- [TASK TO COMPLETE]:
Pull every line with the word "землю" out of the entries below.

[start of RECORDS SHOWN]

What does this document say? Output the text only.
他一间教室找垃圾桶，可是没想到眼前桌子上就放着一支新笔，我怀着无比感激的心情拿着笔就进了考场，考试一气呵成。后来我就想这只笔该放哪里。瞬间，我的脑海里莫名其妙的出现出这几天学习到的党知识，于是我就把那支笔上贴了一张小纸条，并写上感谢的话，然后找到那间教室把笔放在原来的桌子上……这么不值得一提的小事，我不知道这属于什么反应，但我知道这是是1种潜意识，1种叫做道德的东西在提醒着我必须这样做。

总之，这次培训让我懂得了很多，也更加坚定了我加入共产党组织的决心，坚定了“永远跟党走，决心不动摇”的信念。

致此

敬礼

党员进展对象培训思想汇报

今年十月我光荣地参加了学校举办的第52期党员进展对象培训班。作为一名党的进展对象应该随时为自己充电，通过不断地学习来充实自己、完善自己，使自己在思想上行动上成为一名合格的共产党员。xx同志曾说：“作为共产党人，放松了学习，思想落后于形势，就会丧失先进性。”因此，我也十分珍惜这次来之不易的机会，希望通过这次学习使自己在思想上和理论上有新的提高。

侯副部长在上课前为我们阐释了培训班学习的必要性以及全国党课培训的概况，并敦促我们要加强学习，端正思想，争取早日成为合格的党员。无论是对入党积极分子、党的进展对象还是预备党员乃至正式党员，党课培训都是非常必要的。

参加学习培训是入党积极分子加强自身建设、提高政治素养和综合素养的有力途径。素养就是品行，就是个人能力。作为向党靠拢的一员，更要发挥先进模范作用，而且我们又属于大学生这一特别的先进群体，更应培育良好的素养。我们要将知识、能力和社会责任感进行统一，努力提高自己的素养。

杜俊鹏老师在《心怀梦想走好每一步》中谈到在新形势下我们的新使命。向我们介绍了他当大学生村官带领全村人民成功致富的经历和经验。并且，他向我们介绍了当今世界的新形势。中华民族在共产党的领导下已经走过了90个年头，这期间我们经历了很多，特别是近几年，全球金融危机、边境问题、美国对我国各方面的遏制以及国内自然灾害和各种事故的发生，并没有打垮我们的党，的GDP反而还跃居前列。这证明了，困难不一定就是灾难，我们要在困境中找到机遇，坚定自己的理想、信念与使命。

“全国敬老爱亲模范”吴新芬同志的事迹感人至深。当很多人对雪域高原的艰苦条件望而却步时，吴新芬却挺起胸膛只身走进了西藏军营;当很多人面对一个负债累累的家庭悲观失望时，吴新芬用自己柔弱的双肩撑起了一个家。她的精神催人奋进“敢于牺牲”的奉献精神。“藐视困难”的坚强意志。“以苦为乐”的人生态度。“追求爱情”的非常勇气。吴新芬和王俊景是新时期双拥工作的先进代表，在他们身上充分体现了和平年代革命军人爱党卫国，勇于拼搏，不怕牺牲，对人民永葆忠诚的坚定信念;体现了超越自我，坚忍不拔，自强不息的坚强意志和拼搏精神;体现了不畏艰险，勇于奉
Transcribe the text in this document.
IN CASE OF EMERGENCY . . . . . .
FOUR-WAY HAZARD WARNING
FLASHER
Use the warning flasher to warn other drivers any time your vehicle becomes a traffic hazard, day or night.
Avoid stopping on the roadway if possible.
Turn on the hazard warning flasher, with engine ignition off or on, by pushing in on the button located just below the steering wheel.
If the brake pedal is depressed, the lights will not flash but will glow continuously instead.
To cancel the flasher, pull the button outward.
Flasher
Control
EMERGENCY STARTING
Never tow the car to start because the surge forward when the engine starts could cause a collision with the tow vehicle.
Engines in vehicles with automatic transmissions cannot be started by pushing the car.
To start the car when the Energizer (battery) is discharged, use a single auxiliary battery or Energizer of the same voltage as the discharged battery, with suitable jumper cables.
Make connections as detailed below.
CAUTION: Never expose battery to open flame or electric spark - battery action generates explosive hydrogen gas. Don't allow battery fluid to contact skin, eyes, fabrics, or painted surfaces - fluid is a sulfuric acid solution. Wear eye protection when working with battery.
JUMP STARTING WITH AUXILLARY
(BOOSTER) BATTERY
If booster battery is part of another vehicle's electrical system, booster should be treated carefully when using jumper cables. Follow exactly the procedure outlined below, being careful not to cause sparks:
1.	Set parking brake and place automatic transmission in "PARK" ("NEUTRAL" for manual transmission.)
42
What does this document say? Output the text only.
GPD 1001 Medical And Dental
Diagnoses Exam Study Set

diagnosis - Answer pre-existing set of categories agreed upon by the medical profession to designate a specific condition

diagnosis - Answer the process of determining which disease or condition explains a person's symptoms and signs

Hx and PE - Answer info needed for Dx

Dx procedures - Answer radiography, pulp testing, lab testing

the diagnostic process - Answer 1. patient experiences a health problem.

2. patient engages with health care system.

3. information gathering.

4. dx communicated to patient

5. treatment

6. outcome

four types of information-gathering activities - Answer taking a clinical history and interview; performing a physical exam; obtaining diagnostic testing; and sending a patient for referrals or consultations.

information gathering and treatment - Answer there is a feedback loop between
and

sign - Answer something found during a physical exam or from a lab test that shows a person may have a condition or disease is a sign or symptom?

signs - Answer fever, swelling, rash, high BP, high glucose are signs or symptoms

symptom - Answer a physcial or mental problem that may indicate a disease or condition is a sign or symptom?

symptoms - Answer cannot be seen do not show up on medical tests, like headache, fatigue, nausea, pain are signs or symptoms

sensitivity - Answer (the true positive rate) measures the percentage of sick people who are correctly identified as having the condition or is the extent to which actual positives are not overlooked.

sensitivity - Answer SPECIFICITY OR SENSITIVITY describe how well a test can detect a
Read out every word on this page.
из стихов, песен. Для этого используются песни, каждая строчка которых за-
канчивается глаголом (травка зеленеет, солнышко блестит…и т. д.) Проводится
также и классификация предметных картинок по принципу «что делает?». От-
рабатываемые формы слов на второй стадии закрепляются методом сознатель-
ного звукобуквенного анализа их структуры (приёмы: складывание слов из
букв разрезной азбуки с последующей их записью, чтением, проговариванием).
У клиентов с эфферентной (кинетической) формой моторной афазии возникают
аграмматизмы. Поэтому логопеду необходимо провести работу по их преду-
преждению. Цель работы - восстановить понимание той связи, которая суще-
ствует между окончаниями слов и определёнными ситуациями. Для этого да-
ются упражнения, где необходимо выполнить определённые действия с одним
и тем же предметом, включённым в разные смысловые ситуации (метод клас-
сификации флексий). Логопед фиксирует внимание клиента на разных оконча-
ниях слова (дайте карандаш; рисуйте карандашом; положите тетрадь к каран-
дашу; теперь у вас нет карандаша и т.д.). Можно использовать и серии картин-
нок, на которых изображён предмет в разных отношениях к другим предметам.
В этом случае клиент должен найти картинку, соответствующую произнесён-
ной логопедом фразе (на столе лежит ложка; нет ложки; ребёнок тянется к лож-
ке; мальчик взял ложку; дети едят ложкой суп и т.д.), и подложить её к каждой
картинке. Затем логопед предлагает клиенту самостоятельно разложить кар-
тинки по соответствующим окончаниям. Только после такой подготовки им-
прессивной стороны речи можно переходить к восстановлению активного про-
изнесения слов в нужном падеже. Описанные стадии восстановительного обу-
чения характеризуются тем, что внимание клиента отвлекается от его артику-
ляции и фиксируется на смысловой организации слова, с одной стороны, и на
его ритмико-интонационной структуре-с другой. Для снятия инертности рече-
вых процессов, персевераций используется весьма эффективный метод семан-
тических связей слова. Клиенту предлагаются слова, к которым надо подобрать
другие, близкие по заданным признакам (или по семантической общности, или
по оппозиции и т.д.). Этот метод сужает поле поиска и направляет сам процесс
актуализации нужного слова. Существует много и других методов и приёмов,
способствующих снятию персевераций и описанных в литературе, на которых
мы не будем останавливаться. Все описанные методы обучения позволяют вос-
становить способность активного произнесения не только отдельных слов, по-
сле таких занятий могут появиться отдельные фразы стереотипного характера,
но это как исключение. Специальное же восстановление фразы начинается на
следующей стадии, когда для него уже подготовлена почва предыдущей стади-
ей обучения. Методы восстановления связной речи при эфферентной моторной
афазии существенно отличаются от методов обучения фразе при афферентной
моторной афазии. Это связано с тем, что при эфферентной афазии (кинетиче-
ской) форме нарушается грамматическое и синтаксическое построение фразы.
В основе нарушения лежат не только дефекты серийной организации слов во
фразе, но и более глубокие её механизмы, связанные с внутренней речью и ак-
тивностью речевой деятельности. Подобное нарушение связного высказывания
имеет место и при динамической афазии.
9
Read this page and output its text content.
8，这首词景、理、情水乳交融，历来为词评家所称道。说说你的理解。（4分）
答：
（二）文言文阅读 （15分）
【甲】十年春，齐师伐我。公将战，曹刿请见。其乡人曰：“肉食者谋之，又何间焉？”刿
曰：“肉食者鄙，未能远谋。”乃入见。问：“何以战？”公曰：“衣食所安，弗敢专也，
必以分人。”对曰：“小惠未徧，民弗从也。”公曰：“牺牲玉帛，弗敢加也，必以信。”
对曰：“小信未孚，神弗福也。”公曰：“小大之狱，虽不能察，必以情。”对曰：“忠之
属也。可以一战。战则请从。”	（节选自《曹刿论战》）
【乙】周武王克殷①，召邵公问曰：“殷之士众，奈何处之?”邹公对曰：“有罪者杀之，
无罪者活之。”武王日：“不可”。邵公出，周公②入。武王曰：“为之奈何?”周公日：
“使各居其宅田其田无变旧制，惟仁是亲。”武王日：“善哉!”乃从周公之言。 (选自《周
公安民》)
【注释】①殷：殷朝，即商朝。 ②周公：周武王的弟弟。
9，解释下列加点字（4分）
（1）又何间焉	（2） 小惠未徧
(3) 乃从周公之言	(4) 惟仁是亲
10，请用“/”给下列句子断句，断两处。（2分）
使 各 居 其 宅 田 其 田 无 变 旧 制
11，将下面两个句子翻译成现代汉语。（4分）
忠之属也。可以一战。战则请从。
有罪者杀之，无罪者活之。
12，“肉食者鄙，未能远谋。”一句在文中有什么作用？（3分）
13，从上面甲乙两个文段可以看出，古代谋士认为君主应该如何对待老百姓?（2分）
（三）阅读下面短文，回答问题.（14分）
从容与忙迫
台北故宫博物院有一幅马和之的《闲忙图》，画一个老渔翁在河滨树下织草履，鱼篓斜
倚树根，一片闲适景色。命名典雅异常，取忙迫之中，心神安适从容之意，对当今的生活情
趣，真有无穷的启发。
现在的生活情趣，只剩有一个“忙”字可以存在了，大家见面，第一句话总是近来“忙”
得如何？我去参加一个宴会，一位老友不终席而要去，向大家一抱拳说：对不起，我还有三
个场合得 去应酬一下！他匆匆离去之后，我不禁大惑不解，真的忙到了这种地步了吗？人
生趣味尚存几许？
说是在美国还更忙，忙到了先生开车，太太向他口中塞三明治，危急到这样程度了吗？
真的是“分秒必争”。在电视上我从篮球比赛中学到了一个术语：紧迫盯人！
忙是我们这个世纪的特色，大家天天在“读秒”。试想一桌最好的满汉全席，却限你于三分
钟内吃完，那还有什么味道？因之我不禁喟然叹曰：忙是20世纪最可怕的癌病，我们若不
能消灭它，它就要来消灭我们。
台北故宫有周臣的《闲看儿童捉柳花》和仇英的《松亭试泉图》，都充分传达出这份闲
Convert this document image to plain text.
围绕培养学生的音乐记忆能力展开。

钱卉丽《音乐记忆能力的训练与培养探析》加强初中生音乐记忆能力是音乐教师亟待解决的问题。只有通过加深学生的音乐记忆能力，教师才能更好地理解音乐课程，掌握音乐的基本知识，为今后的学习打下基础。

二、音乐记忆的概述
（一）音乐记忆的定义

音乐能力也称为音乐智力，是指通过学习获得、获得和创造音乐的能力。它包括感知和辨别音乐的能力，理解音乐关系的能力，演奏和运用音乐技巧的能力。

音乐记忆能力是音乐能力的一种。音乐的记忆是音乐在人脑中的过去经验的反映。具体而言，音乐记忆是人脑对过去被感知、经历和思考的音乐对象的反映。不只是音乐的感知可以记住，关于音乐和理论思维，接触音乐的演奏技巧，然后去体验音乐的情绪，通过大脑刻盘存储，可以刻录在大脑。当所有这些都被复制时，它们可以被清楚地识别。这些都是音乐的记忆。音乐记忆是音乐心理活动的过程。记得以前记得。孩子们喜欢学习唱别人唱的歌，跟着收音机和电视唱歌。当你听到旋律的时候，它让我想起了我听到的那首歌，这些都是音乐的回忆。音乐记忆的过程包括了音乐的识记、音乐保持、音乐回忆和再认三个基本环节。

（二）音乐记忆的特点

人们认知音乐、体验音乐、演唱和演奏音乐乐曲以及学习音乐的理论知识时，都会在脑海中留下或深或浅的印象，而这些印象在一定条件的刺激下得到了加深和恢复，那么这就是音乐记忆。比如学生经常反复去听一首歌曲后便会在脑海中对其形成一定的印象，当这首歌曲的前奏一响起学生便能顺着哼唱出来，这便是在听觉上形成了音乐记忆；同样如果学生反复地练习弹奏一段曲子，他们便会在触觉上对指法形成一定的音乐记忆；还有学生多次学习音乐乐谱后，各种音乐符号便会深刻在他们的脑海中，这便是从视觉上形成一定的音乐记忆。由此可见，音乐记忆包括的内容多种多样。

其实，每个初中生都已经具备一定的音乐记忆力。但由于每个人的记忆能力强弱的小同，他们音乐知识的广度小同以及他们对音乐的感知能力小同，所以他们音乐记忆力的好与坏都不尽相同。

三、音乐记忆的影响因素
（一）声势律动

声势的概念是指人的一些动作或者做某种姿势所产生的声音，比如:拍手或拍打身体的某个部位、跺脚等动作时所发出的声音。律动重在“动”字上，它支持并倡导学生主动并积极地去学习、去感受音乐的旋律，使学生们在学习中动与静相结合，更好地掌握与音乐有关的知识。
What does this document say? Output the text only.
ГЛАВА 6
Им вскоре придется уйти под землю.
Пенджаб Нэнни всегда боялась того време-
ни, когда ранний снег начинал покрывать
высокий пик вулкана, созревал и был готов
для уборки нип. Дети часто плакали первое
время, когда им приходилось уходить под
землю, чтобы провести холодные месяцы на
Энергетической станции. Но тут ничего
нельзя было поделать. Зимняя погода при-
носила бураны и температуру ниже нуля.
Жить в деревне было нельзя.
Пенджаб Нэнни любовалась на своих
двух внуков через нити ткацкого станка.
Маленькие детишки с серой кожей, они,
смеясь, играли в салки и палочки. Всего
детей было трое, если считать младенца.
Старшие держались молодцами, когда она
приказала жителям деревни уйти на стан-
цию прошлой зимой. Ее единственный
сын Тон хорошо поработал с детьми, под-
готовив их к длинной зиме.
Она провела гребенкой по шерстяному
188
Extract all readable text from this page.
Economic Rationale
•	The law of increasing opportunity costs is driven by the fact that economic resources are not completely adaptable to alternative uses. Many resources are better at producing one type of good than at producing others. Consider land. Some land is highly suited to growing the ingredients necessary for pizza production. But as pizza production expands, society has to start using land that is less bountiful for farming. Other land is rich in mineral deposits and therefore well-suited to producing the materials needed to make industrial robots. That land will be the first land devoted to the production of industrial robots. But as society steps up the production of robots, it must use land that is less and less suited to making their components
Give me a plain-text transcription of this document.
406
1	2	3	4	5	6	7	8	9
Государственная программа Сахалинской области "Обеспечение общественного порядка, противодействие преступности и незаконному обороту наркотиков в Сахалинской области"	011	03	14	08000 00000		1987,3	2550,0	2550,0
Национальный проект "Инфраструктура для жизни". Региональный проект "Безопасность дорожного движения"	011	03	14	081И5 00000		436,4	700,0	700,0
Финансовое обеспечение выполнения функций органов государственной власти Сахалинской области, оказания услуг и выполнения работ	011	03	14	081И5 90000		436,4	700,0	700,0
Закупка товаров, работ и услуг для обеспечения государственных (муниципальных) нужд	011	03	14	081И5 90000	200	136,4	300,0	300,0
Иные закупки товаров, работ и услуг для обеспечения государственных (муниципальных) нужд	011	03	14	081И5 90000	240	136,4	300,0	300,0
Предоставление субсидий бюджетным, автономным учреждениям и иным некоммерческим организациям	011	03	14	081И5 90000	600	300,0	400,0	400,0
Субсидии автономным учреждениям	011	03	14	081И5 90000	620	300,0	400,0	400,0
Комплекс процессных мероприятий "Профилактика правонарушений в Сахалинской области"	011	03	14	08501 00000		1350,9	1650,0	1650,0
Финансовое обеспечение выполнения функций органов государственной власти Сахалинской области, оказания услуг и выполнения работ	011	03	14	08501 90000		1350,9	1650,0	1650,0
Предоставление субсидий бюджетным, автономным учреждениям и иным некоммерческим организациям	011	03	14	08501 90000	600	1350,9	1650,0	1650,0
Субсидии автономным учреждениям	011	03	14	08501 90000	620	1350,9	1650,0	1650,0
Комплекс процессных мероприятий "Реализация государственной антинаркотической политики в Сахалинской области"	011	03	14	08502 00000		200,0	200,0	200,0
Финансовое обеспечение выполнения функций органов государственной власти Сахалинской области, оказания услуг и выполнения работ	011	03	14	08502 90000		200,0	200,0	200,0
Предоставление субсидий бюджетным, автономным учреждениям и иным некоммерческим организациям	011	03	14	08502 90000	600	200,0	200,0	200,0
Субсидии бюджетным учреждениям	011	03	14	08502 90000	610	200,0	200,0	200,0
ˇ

[end of RECORDS SHOWN]

- [COMPLETE ANSWER]:
Им вскоре придется уйти под землю.
землю, чтобы провести холодные месяцы на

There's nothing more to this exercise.